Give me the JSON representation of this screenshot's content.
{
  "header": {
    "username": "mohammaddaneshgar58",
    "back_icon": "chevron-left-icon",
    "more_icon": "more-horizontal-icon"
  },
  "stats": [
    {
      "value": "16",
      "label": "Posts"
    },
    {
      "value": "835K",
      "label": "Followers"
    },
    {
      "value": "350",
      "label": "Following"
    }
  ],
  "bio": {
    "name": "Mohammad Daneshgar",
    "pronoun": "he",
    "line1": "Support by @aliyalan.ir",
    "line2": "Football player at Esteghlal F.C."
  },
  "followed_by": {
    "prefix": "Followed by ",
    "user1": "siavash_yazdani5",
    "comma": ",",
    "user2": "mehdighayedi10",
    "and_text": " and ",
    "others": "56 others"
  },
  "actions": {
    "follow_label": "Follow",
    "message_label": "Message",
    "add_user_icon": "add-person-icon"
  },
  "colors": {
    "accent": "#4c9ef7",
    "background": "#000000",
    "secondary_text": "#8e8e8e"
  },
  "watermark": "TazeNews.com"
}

WHAT IS NEEDED: Take the records above and return them exactly as written.

REPLY TO THE TASK:
Give me the JSON representation of this screenshot's content.
{
  "header": {
    "username": "mohammaddaneshgar58",
    "back_icon": "chevron-left-icon",
    "more_icon": "more-horizontal-icon"
  },
  "stats": [
    {
      "value": "16",
      "label": "Posts"
    },
    {
      "value": "835K",
      "label": "Followers"
    },
    {
      "value": "350",
      "label": "Following"
    }
  ],
  "bio": {
    "name": "Mohammad Daneshgar",
    "pronoun": "he",
    "line1": "Support by @aliyalan.ir",
    "line2": "Football player at Esteghlal F.C."
  },
  "followed_by": {
    "prefix": "Followed by ",
    "user1": "siavash_yazdani5",
    "comma": ",",
    "user2": "mehdighayedi10",
    "and_text": " and ",
    "others": "56 others"
  },
  "actions": {
    "follow_label": "Follow",
    "message_label": "Message",
    "add_user_icon": "add-person-icon"
  },
  "colors": {
    "accent": "#4c9ef7",
    "background": "#000000",
    "secondary_text": "#8e8e8e"
  },
  "watermark": "TazeNews.com"
}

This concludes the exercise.